Each entry below should be reproduced character for character.

/---

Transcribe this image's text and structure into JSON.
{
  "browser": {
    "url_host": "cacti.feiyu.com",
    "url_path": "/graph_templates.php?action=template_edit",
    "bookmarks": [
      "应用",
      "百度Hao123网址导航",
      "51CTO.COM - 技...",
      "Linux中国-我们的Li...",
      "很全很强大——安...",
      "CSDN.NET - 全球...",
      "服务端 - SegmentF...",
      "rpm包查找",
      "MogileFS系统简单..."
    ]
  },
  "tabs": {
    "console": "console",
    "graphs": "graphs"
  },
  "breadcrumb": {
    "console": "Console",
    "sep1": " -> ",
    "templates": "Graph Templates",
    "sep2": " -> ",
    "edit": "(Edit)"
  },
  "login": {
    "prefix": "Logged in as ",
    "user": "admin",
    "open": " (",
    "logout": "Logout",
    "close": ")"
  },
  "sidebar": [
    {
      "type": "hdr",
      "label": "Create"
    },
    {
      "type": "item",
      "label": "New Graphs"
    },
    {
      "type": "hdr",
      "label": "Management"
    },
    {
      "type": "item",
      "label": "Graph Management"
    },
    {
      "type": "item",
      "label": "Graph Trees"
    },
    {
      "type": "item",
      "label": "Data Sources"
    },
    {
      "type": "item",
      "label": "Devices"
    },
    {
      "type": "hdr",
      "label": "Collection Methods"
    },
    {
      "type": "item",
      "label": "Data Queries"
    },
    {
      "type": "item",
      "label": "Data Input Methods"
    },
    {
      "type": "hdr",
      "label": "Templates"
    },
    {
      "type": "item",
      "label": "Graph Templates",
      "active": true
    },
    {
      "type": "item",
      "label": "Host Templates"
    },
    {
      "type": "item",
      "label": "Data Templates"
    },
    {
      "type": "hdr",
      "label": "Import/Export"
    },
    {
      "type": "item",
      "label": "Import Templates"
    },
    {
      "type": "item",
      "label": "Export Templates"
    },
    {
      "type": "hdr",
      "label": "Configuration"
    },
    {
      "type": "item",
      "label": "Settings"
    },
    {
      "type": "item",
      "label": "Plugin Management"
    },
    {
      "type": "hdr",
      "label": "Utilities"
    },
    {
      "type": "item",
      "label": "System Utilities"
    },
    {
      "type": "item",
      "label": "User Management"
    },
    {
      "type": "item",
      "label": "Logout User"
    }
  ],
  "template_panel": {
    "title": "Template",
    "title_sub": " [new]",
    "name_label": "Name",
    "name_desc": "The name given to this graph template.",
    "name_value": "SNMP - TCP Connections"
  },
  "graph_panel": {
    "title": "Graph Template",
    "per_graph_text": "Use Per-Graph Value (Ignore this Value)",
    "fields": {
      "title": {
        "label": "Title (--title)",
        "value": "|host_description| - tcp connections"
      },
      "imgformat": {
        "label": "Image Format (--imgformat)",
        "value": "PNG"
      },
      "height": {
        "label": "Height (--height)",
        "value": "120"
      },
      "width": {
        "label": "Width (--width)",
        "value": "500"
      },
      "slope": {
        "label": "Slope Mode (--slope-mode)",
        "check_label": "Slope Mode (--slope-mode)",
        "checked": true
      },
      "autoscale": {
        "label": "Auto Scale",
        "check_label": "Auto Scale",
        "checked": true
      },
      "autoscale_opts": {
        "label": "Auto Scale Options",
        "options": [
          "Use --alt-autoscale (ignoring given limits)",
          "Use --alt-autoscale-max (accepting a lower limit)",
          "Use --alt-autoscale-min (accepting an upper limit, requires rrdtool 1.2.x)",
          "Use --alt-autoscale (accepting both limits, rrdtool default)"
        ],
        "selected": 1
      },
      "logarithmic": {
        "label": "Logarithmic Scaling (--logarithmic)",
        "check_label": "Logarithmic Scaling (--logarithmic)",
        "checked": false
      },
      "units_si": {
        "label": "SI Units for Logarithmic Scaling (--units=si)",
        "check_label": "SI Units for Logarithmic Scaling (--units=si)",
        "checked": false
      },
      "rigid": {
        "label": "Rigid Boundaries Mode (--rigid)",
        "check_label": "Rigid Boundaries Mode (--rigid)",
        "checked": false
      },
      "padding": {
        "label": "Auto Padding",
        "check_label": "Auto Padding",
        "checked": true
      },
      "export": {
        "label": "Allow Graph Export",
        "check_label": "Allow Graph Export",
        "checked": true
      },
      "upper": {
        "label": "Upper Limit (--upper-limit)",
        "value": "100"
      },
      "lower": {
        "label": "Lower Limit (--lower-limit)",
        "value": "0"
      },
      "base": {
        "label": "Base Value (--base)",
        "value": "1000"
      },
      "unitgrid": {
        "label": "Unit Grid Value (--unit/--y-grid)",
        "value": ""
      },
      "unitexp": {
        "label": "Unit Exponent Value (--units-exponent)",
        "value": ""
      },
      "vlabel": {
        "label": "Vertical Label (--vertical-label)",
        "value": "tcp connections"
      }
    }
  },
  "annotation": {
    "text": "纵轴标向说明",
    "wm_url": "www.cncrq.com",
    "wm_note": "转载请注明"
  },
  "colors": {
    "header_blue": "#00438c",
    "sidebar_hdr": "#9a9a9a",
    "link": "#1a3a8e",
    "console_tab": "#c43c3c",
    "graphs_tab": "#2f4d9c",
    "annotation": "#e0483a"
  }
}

\---

■ TASK SOLUTION ■
Transcribe this image's text and structure into JSON.
{
  "browser": {
    "url_host": "cacti.feiyu.com",
    "url_path": "/graph_templates.php?action=template_edit",
    "bookmarks": [
      "应用",
      "百度Hao123网址导航",
      "51CTO.COM - 技...",
      "Linux中国-我们的Li...",
      "很全很强大——安...",
      "CSDN.NET - 全球...",
      "服务端 - SegmentF...",
      "rpm包查找",
      "MogileFS系统简单..."
    ]
  },
  "tabs": {
    "console": "console",
    "graphs": "graphs"
  },
  "breadcrumb": {
    "console": "Console",
    "sep1": " -> ",
    "templates": "Graph Templates",
    "sep2": " -> ",
    "edit": "(Edit)"
  },
  "login": {
    "prefix": "Logged in as ",
    "user": "admin",
    "open": " (",
    "logout": "Logout",
    "close": ")"
  },
  "sidebar": [
    {
      "type": "hdr",
      "label": "Create"
    },
    {
      "type": "item",
      "label": "New Graphs"
    },
    {
      "type": "hdr",
      "label": "Management"
    },
    {
      "type": "item",
      "label": "Graph Management"
    },
    {
      "type": "item",
      "label": "Graph Trees"
    },
    {
      "type": "item",
      "label": "Data Sources"
    },
    {
      "type": "item",
      "label": "Devices"
    },
    {
      "type": "hdr",
      "label": "Collection Methods"
    },
    {
      "type": "item",
      "label": "Data Queries"
    },
    {
      "type": "item",
      "label": "Data Input Methods"
    },
    {
      "type": "hdr",
      "label": "Templates"
    },
    {
      "type": "item",
      "label": "Graph Templates",
      "active": true
    },
    {
      "type": "item",
      "label": "Host Templates"
    },
    {
      "type": "item",
      "label": "Data Templates"
    },
    {
      "type": "hdr",
      "label": "Import/Export"
    },
    {
      "type": "item",
      "label": "Import Templates"
    },
    {
      "type": "item",
      "label": "Export Templates"
    },
    {
      "type": "hdr",
      "label": "Configuration"
    },
    {
      "type": "item",
      "label": "Settings"
    },
    {
      "type": "item",
      "label": "Plugin Management"
    },
    {
      "type": "hdr",
      "label": "Utilities"
    },
    {
      "type": "item",
      "label": "System Utilities"
    },
    {
      "type": "item",
      "label": "User Management"
    },
    {
      "type": "item",
      "label": "Logout User"
    }
  ],
  "template_panel": {
    "title": "Template",
    "title_sub": " [new]",
    "name_label": "Name",
    "name_desc": "The name given to this graph template.",
    "name_value": "SNMP - TCP Connections"
  },
  "graph_panel": {
    "title": "Graph Template",
    "per_graph_text": "Use Per-Graph Value (Ignore this Value)",
    "fields": {
      "title": {
        "label": "Title (--title)",
        "value": "|host_description| - tcp connections"
      },
      "imgformat": {
        "label": "Image Format (--imgformat)",
        "value": "PNG"
      },
      "height": {
        "label": "Height (--height)",
        "value": "120"
      },
      "width": {
        "label": "Width (--width)",
        "value": "500"
      },
      "slope": {
        "label": "Slope Mode (--slope-mode)",
        "check_label": "Slope Mode (--slope-mode)",
        "checked": true
      },
      "autoscale": {
        "label": "Auto Scale",
        "check_label": "Auto Scale",
        "checked": true
      },
      "autoscale_opts": {
        "label": "Auto Scale Options",
        "options": [
          "Use --alt-autoscale (ignoring given limits)",
          "Use --alt-autoscale-max (accepting a lower limit)",
          "Use --alt-autoscale-min (accepting an upper limit, requires rrdtool 1.2.x)",
          "Use --alt-autoscale (accepting both limits, rrdtool default)"
        ],
        "selected": 1
      },
      "logarithmic": {
        "label": "Logarithmic Scaling (--logarithmic)",
        "check_label": "Logarithmic Scaling (--logarithmic)",
        "checked": false
      },
      "units_si": {
        "label": "SI Units for Logarithmic Scaling (--units=si)",
        "check_label": "SI Units for Logarithmic Scaling (--units=si)",
        "checked": false
      },
      "rigid": {
        "label": "Rigid Boundaries Mode (--rigid)",
        "check_label": "Rigid Boundaries Mode (--rigid)",
        "checked": false
      },
      "padding": {
        "label": "Auto Padding",
        "check_label": "Auto Padding",
        "checked": true
      },
      "export": {
        "label": "Allow Graph Export",
        "check_label": "Allow Graph Export",
        "checked": true
      },
      "upper": {
        "label": "Upper Limit (--upper-limit)",
        "value": "100"
      },
      "lower": {
        "label": "Lower Limit (--lower-limit)",
        "value": "0"
      },
      "base": {
        "label": "Base Value (--base)",
        "value": "1000"
      },
      "unitgrid": {
        "label": "Unit Grid Value (--unit/--y-grid)",
        "value": ""
      },
      "unitexp": {
        "label": "Unit Exponent Value (--units-exponent)",
        "value": ""
      },
      "vlabel": {
        "label": "Vertical Label (--vertical-label)",
        "value": "tcp connections"
      }
    }
  },
  "annotation": {
    "text": "纵轴标向说明",
    "wm_url": "www.cncrq.com",
    "wm_note": "转载请注明"
  },
  "colors": {
    "header_blue": "#00438c",
    "sidebar_hdr": "#9a9a9a",
    "link": "#1a3a8e",
    "console_tab": "#c43c3c",
    "graphs_tab": "#2f4d9c",
    "annotation": "#e0483a"
  }
}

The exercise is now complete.